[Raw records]
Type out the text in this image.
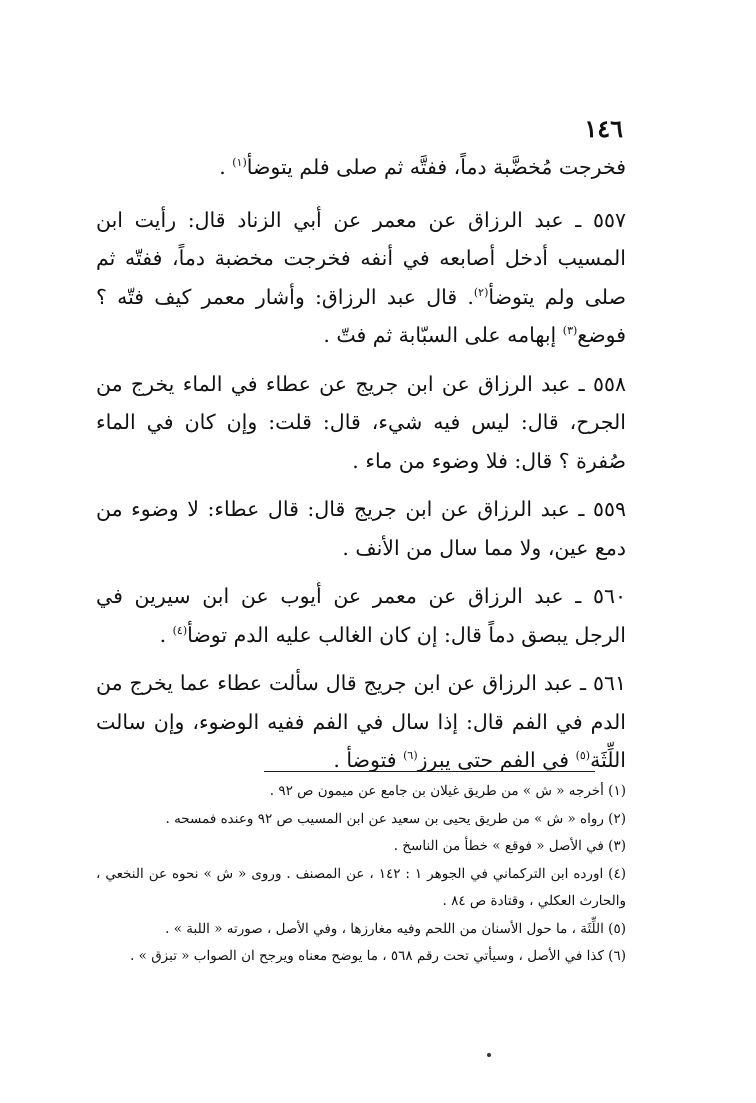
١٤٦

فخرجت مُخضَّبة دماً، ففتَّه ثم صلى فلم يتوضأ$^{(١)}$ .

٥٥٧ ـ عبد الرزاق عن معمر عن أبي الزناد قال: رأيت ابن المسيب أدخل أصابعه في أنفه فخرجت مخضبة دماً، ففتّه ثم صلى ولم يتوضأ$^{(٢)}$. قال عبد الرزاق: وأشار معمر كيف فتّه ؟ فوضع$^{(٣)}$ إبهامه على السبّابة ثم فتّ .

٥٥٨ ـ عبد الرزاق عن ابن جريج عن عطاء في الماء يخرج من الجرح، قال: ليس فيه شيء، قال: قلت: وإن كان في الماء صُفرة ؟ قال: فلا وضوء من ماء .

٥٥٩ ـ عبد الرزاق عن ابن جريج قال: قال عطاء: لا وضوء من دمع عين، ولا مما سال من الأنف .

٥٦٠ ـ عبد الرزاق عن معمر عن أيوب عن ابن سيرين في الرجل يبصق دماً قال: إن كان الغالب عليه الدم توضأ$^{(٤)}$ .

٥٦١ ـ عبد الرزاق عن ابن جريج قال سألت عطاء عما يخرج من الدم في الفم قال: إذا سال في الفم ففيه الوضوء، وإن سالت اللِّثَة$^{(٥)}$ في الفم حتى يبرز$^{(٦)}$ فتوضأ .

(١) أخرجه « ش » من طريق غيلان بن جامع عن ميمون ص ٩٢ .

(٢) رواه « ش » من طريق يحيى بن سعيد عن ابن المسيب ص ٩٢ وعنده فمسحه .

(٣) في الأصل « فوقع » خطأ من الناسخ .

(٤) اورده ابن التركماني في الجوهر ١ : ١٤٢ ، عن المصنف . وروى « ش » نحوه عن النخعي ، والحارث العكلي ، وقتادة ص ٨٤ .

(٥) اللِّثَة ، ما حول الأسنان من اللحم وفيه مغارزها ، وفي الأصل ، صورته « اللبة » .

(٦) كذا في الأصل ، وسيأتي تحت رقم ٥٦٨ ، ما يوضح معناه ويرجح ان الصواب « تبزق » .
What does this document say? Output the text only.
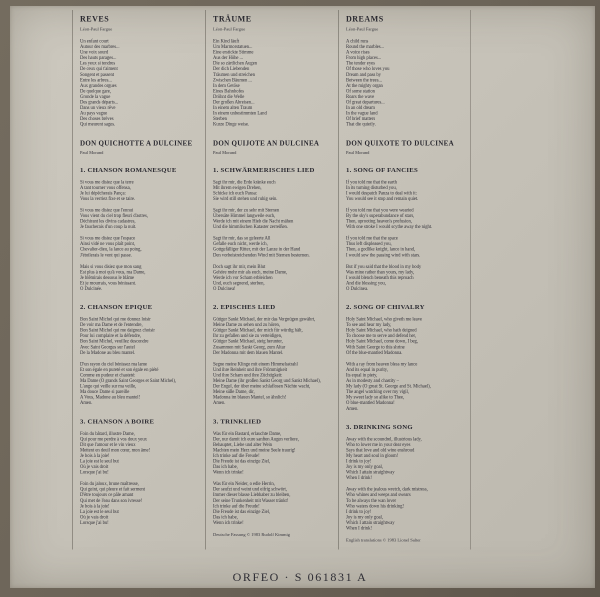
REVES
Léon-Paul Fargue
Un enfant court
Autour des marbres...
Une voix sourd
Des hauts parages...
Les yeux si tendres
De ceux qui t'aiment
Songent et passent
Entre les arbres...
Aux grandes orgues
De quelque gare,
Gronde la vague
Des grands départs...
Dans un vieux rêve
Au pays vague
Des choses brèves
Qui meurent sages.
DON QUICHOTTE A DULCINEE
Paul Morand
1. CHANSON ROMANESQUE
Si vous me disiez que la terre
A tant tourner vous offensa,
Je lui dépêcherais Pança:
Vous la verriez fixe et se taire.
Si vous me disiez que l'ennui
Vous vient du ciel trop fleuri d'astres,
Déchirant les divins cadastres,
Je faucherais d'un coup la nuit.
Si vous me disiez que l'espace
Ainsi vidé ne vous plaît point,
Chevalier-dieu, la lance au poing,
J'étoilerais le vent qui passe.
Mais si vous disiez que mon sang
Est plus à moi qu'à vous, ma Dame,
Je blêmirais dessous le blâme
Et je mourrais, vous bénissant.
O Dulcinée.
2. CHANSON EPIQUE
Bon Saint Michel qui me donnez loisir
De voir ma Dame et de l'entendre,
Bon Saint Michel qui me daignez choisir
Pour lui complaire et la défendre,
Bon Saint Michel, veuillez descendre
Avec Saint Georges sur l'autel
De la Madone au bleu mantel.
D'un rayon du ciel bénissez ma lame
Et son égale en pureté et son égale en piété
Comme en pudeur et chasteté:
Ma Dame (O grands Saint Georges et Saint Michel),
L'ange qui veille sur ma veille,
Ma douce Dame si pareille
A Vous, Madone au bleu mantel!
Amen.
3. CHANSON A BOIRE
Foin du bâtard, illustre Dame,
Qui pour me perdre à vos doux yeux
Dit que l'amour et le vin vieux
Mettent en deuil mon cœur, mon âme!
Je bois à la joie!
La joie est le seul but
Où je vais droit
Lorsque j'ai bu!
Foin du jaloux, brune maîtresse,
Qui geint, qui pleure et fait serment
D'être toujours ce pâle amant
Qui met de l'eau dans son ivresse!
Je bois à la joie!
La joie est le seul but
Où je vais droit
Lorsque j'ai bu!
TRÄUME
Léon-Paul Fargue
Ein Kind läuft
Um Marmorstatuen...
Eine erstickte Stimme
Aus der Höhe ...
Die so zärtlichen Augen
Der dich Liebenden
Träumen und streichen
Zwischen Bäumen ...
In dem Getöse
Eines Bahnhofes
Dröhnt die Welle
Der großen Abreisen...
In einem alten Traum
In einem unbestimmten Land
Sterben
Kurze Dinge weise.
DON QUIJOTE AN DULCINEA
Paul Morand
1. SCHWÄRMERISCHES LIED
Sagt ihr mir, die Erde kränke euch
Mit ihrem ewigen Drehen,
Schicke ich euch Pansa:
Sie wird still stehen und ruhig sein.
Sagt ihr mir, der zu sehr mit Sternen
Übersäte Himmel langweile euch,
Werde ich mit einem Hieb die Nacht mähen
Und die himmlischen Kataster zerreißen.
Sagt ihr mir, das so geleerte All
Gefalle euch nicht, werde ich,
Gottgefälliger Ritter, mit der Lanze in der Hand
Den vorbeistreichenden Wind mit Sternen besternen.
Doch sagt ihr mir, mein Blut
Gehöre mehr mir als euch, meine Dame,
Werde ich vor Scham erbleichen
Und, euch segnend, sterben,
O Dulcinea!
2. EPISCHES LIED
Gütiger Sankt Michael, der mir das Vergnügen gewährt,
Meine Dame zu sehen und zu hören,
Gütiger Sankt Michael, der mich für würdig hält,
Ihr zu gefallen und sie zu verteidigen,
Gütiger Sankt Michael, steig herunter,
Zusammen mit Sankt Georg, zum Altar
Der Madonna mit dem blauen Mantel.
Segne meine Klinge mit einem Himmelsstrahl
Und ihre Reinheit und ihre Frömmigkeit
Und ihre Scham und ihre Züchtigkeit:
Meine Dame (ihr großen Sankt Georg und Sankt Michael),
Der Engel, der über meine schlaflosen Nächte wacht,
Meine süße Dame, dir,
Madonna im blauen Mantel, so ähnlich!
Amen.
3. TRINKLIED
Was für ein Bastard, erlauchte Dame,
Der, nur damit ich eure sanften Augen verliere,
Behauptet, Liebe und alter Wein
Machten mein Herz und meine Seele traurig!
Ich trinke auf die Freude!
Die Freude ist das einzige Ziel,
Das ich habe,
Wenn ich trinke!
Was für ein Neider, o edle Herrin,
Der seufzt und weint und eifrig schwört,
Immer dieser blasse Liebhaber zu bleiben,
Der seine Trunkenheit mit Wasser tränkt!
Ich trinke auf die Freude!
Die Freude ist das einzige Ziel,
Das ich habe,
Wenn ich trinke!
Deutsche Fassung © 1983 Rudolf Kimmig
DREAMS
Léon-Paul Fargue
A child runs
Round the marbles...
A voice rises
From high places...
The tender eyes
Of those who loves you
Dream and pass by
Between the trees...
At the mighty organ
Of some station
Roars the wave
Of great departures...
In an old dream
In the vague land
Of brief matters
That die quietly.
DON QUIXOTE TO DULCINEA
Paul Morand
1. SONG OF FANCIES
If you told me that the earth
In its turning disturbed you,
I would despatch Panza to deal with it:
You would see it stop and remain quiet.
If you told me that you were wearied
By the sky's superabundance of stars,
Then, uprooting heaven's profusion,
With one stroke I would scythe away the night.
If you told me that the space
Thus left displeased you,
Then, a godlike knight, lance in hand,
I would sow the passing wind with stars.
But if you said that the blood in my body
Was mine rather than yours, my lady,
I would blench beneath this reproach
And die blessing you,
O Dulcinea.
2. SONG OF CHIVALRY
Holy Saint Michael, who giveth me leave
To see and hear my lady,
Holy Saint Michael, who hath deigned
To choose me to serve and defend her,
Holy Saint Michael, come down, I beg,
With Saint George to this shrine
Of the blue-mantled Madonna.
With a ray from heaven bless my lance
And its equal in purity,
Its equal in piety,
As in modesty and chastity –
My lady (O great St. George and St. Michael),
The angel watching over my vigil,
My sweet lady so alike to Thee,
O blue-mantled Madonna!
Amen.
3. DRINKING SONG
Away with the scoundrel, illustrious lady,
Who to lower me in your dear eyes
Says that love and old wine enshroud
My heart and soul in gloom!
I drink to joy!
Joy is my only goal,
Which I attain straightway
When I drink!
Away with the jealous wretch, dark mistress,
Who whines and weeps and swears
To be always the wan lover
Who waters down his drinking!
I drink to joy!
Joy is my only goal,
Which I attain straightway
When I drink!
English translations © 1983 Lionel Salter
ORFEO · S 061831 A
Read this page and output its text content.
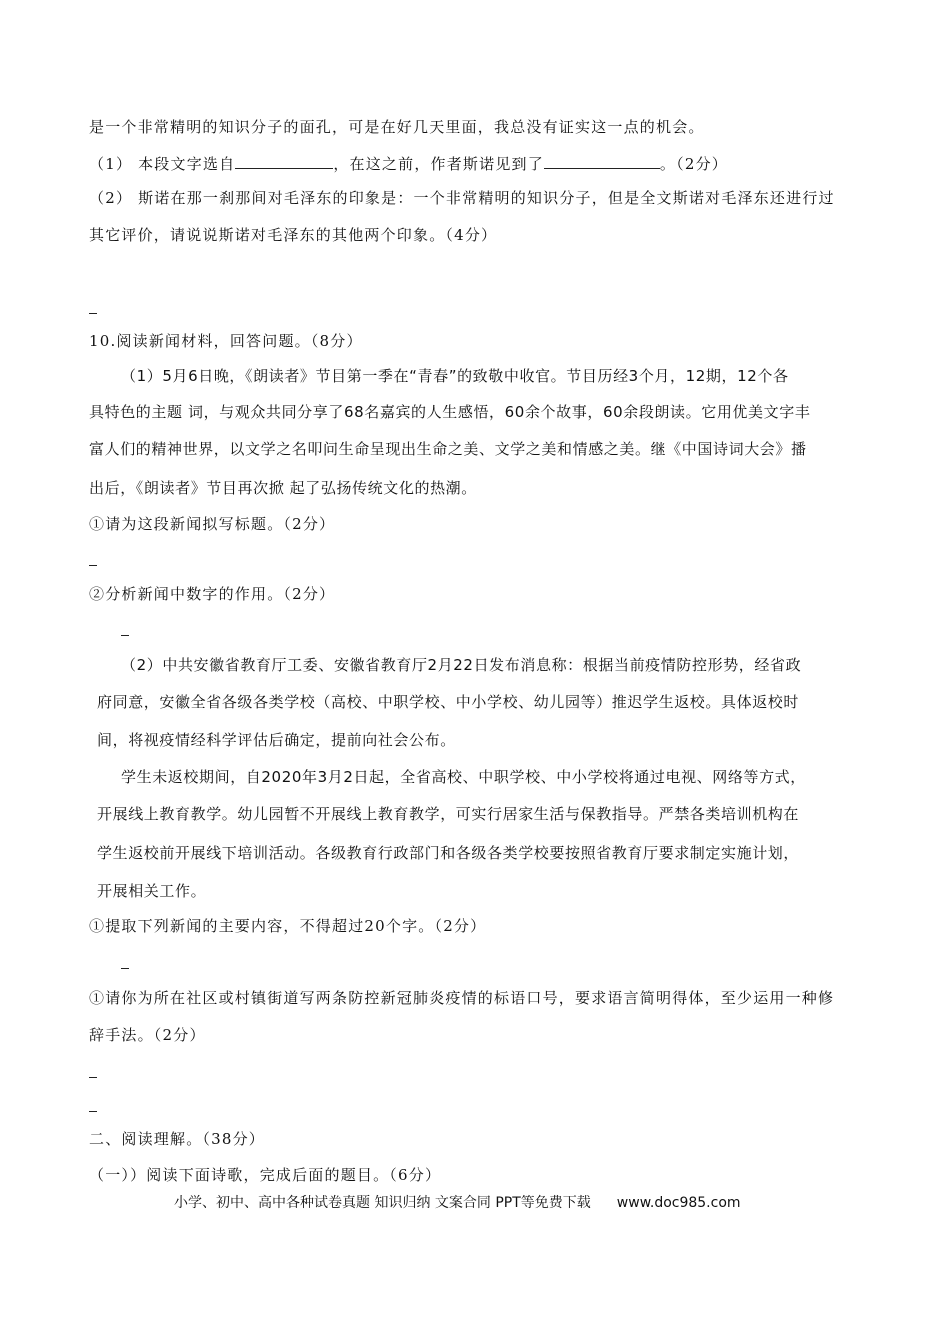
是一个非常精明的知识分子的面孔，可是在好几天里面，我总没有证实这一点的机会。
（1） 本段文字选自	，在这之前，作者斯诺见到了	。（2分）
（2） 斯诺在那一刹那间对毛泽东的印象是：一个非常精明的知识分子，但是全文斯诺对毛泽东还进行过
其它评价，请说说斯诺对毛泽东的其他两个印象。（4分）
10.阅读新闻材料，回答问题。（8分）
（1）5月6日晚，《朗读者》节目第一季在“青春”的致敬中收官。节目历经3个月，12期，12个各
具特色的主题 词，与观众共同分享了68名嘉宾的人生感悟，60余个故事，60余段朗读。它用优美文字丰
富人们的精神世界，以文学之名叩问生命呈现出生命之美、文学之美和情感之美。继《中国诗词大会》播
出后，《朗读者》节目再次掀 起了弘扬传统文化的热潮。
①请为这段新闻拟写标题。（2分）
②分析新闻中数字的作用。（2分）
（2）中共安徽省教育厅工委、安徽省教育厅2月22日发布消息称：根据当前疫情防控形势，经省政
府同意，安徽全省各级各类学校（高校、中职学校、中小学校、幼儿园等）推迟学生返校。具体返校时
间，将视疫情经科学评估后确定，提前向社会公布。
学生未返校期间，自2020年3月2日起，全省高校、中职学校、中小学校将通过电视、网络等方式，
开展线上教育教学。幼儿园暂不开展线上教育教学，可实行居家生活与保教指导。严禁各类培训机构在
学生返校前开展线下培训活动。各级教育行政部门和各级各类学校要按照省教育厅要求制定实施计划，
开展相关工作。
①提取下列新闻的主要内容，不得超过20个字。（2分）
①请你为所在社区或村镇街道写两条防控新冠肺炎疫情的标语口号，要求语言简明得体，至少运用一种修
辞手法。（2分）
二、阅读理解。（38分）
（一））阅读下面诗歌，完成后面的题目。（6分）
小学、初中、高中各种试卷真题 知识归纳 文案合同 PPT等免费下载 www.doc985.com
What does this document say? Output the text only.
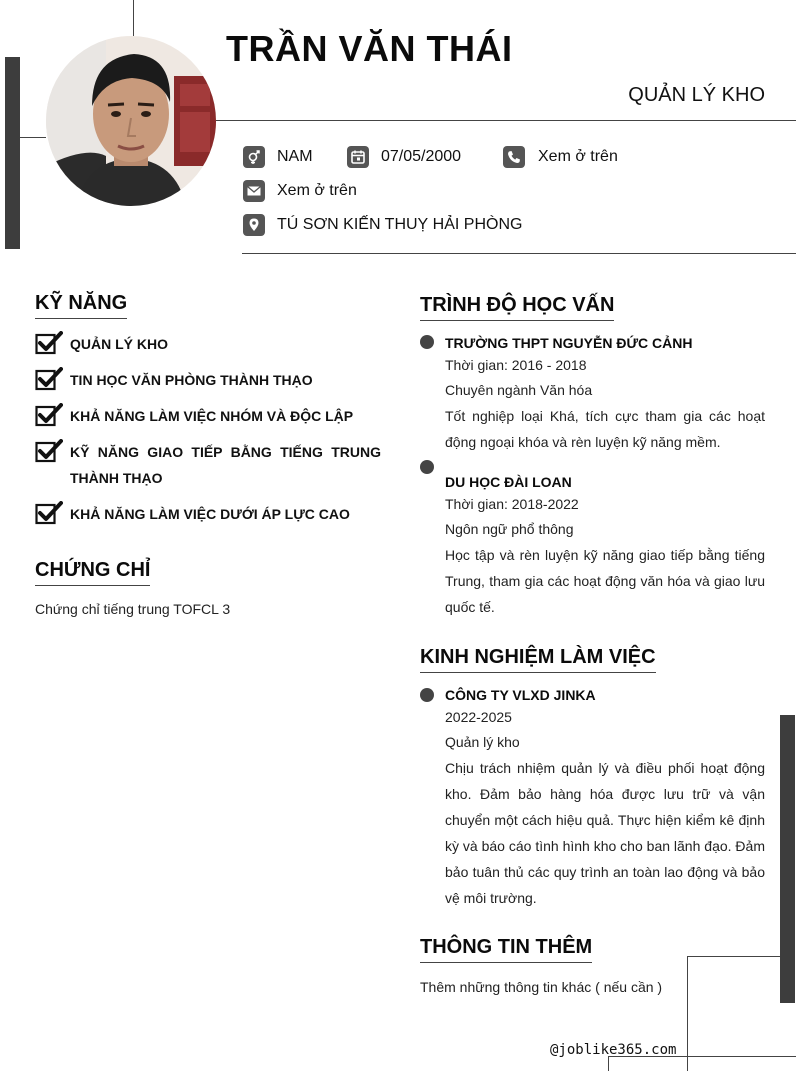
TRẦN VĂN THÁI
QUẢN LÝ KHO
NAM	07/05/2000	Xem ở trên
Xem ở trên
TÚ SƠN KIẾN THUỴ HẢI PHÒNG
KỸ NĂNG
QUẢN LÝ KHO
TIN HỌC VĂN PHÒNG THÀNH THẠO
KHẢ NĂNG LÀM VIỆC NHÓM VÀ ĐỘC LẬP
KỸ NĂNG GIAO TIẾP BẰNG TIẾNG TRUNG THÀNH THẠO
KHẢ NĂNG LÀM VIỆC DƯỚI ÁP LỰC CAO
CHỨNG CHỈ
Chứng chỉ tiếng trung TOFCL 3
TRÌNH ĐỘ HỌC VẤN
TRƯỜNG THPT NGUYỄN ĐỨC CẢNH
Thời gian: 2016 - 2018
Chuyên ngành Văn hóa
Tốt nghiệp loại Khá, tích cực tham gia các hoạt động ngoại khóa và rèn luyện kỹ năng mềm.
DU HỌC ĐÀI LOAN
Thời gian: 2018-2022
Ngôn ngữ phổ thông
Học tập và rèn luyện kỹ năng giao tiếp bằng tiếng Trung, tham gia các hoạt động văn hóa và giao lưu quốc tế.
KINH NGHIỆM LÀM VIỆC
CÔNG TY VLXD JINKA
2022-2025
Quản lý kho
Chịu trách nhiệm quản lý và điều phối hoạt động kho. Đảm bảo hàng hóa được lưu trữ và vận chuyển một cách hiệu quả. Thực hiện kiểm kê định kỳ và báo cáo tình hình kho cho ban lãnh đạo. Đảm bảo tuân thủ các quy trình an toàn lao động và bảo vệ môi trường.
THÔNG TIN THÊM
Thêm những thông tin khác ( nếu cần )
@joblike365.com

■ OBJECTIVE:
Pick out every line with the string "يخرج" and copy it.

■ REPLY TO THE TASK:
٥٥٨ ـ عبد الرزاق عن ابن جريج عن عطاء في الماء يخرج من الجرح، قال: ليس فيه شيء، قال: قلت: وإن كان في الماء صُفرة ؟ قال: فلا وضوء من ماء .
٥٦١ ـ عبد الرزاق عن ابن جريج قال سألت عطاء عما يخرج من الدم في الفم قال: إذا سال في الفم ففيه الوضوء، وإن سالت اللِّثَة$^{(٥)}$ في الفم حتى يبرز$^{(٦)}$ فتوضأ .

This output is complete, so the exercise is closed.